**SET PROBLEM A**. List every percentage figure given in the parenting passage.
**SET PROBLEM B**. Please copy the stretch of the parenting passage from "By that point, as" through "you’ll engender bitterness.", swapping "relationship" for "bond".

** start SELECTED PASSAGE **

We’ve all watched in horror as the coddling mother allows her intimidating four year-old push her around. Similarly, we’ve squirmed when some over-bearing parent has publicly humiliated their child in the grocery store or parking lot.

I believe in risk taking. It’s the only way kids learn. Throw them into the deep end, I say. But you have an obligation to support them and to ensure that they’re not going to drown in that deep end. In the name of “not being overprotective,” a lot of parents fail their children and put them in situations where they haven’t been adequately trained yet. Train ’em well, then turn ’em loose, I say.
We sent our two 17-year-old girls to Africa and Mexico for the better part of a year to minister in the slums. You can’t get much more low down and nasty than that. Yet the experience changed their lives.

In past blogs I’ve advocated limiting TV watching or making young men seeking a daughters’ affections pass through the parental gauntlet. Am I contradicting myself? I don’t think so, and it’s because one of the top duties we have as parents is to help our children acquire wisdom. They learn to discern not by parents removing all boundaries, but as we give them gradually increasing opportunities to make more decisions themselves.

I look at it this way. At the age of one, parents have got veto power over 95% of what a child does. In order to teach responsibility and discernment, they need to give up veto power at a rate of about 5% a year (my estimate). By the time a child reaches 17, a parent should have veto power over say, 15% of their life.
By that point, as a parent, your ability to protect them is a function of your relationship and very little else. Try and control with authority or with money and you’ll engender bitterness.
There is a parent who is currently emailing and calling me on a regular basis about his 23 year-old daughter who is on a project with us. He worries too much and needs to release more. Yes, she may be doing things differently than he would. But, let it go – she has to make her own mistakes now. Most of us as parents are out of balance in that area.

** end SELECTED PASSAGE **
** start COLLECTED MATERIAL **

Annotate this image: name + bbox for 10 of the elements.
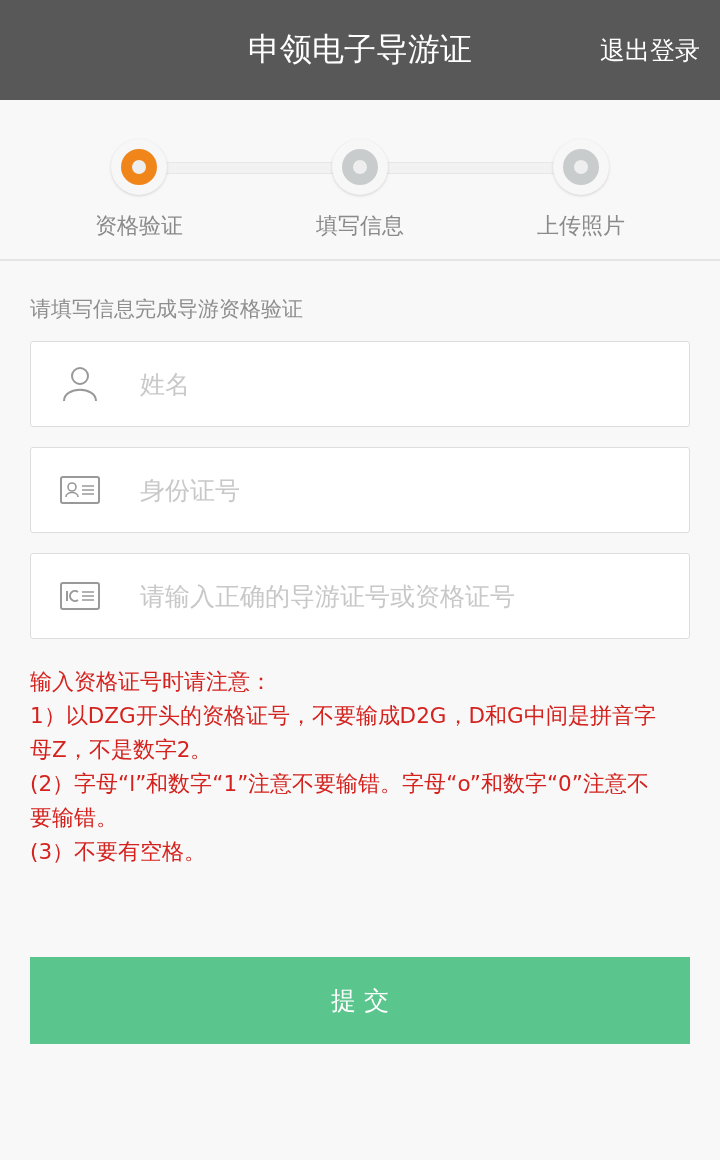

** end COLLECTED MATERIAL **

**WRITTEN ANSWER A**. 95%, 5%, 15%

**WRITTEN ANSWER B**.
By that point, as a parent, your ability to protect them is a function of your bond and very little else. Try and control with authority or with money and you’ll engender bitterness.